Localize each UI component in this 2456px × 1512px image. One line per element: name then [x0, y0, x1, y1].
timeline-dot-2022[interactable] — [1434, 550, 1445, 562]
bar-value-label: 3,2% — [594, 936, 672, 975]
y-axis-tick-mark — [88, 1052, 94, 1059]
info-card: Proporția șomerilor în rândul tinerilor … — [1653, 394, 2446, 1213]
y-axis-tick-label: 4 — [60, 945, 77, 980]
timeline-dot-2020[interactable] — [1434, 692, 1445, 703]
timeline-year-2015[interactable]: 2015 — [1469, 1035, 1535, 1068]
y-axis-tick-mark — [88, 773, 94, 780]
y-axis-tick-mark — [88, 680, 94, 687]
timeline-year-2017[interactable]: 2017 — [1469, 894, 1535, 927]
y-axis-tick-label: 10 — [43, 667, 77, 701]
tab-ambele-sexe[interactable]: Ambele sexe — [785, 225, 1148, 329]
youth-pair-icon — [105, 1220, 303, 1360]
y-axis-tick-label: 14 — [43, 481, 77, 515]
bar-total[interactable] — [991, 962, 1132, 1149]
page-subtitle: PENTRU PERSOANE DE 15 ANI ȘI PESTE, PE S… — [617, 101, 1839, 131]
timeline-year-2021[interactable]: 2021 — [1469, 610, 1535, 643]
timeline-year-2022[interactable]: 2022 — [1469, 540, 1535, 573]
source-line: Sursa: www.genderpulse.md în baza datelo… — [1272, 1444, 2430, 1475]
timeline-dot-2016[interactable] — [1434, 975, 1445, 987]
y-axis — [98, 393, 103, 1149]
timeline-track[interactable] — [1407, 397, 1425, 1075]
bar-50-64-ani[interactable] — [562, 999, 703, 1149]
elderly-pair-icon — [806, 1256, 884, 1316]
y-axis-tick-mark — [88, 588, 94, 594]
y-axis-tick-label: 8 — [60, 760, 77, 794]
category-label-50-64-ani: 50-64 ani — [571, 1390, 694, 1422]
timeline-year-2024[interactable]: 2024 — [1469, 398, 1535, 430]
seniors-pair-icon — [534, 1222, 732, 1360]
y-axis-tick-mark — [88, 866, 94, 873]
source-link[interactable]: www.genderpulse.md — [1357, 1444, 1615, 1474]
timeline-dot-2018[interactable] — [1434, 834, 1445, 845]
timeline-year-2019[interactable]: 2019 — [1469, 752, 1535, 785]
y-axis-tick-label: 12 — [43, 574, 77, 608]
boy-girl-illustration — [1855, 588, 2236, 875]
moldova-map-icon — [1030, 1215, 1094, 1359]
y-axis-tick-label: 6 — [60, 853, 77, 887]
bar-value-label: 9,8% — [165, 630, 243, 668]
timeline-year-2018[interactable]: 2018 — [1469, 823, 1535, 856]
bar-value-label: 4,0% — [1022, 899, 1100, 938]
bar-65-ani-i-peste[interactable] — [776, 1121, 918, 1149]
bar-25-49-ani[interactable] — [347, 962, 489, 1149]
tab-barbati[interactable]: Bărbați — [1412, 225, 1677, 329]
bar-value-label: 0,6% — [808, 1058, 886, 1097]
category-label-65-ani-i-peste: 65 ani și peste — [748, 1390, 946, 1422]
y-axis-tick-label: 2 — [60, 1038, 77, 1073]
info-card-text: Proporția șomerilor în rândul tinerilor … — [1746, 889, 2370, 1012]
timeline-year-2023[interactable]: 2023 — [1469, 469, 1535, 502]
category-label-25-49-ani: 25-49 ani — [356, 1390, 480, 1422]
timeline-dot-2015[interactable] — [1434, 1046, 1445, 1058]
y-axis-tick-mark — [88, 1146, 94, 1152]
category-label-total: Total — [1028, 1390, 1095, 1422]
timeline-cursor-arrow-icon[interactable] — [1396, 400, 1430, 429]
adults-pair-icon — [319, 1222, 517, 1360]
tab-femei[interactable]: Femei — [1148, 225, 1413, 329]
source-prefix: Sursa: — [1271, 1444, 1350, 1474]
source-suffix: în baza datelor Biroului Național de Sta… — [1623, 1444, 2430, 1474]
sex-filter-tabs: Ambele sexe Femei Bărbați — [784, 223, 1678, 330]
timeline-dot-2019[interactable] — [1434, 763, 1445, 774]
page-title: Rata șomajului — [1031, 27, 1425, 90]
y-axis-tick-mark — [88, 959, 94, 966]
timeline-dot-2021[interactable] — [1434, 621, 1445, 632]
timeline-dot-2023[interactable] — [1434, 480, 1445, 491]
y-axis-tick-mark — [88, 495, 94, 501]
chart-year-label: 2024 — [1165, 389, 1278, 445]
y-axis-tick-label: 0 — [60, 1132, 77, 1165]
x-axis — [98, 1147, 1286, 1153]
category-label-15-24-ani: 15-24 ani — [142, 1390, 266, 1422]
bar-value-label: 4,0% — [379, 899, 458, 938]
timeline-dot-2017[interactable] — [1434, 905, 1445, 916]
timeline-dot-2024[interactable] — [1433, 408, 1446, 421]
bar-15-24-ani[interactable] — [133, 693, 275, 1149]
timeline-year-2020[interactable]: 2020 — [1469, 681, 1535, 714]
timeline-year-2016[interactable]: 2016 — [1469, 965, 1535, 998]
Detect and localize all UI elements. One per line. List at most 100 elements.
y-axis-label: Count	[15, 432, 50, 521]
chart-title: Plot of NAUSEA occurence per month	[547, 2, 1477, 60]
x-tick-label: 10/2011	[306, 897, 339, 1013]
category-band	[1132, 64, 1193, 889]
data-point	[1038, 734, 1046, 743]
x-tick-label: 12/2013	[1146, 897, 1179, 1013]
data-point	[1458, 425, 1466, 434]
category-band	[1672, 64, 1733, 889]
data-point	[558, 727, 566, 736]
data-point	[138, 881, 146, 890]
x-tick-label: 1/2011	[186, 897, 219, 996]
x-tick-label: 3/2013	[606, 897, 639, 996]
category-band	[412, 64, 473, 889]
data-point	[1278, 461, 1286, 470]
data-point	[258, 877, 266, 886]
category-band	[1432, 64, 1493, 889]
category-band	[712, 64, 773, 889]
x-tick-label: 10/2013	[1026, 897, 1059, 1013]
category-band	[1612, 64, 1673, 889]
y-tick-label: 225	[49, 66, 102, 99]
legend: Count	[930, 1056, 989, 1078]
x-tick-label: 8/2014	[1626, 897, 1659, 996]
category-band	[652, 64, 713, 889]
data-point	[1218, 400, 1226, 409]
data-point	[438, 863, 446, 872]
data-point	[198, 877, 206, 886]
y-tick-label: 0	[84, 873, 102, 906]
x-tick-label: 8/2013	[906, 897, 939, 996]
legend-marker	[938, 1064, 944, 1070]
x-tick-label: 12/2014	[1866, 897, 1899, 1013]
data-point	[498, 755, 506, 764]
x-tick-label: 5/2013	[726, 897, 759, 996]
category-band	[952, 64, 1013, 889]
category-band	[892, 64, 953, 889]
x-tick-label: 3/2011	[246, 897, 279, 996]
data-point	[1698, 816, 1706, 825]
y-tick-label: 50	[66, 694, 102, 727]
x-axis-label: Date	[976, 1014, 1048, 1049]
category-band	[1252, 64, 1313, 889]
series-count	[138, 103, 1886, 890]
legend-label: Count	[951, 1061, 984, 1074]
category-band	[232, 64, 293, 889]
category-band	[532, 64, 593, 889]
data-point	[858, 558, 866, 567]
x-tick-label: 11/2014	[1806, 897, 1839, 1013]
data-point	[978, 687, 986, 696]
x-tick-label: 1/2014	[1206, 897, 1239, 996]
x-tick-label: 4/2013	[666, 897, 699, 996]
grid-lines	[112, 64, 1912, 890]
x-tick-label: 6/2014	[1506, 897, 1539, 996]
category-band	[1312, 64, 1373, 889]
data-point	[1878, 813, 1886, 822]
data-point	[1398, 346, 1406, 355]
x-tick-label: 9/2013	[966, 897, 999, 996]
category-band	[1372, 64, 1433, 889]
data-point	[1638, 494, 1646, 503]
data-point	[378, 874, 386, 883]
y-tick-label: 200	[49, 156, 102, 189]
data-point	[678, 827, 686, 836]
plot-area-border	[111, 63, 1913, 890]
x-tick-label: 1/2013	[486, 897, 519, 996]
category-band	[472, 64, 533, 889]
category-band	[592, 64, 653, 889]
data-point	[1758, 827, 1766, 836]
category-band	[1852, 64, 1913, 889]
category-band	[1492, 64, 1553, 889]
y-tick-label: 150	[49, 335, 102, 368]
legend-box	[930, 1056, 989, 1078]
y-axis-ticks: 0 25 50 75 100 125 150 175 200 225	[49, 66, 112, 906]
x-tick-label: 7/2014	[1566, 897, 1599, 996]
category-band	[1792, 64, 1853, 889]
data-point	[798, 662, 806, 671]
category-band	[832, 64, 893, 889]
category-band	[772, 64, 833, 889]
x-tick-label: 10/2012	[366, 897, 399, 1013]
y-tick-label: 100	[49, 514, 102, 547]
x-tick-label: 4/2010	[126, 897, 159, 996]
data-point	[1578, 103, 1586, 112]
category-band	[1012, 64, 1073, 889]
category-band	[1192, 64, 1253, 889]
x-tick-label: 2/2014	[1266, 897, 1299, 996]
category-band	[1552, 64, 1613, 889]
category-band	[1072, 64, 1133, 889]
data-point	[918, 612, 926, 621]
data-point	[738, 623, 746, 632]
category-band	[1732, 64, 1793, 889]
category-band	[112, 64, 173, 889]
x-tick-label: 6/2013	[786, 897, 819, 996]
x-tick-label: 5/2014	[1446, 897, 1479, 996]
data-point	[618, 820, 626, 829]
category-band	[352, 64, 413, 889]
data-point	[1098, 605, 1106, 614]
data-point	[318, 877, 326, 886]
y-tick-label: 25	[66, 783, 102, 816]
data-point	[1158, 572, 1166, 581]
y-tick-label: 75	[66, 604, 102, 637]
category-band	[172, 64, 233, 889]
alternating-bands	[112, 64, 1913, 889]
○ ○ ○ ○ ○
STATED EXERCISE
Copy out the lines verbatim from the very first line down to and including the line that contains "timeline-dot-2018[interactable] — [1434, 834, 1445, 845]".

FINISHED TASK
Localize each UI component in this 2456px × 1512px image. One line per element: name then [x0, y0, x1, y1].
timeline-dot-2022[interactable] — [1434, 550, 1445, 562]
bar-value-label: 3,2% — [594, 936, 672, 975]
y-axis-tick-mark — [88, 1052, 94, 1059]
info-card: Proporția șomerilor în rândul tinerilor … — [1653, 394, 2446, 1213]
y-axis-tick-label: 4 — [60, 945, 77, 980]
timeline-dot-2020[interactable] — [1434, 692, 1445, 703]
timeline-year-2015[interactable]: 2015 — [1469, 1035, 1535, 1068]
y-axis-tick-mark — [88, 773, 94, 780]
y-axis-tick-mark — [88, 680, 94, 687]
timeline-year-2017[interactable]: 2017 — [1469, 894, 1535, 927]
y-axis-tick-label: 10 — [43, 667, 77, 701]
tab-ambele-sexe[interactable]: Ambele sexe — [785, 225, 1148, 329]
youth-pair-icon — [105, 1220, 303, 1360]
y-axis-tick-label: 14 — [43, 481, 77, 515]
bar-total[interactable] — [991, 962, 1132, 1149]
page-subtitle: PENTRU PERSOANE DE 15 ANI ȘI PESTE, PE S… — [617, 101, 1839, 131]
timeline-year-2021[interactable]: 2021 — [1469, 610, 1535, 643]
timeline-year-2022[interactable]: 2022 — [1469, 540, 1535, 573]
source-line: Sursa: www.genderpulse.md în baza datelo… — [1272, 1444, 2430, 1475]
timeline-dot-2016[interactable] — [1434, 975, 1445, 987]
y-axis — [98, 393, 103, 1149]
timeline-track[interactable] — [1407, 397, 1425, 1075]
bar-50-64-ani[interactable] — [562, 999, 703, 1149]
elderly-pair-icon — [806, 1256, 884, 1316]
y-axis-tick-mark — [88, 588, 94, 594]
y-axis-tick-label: 8 — [60, 760, 77, 794]
category-label-50-64-ani: 50-64 ani — [571, 1390, 694, 1422]
timeline-year-2024[interactable]: 2024 — [1469, 398, 1535, 430]
seniors-pair-icon — [534, 1222, 732, 1360]
y-axis-tick-mark — [88, 866, 94, 873]
source-link[interactable]: www.genderpulse.md — [1357, 1444, 1615, 1474]
timeline-dot-2018[interactable] — [1434, 834, 1445, 845]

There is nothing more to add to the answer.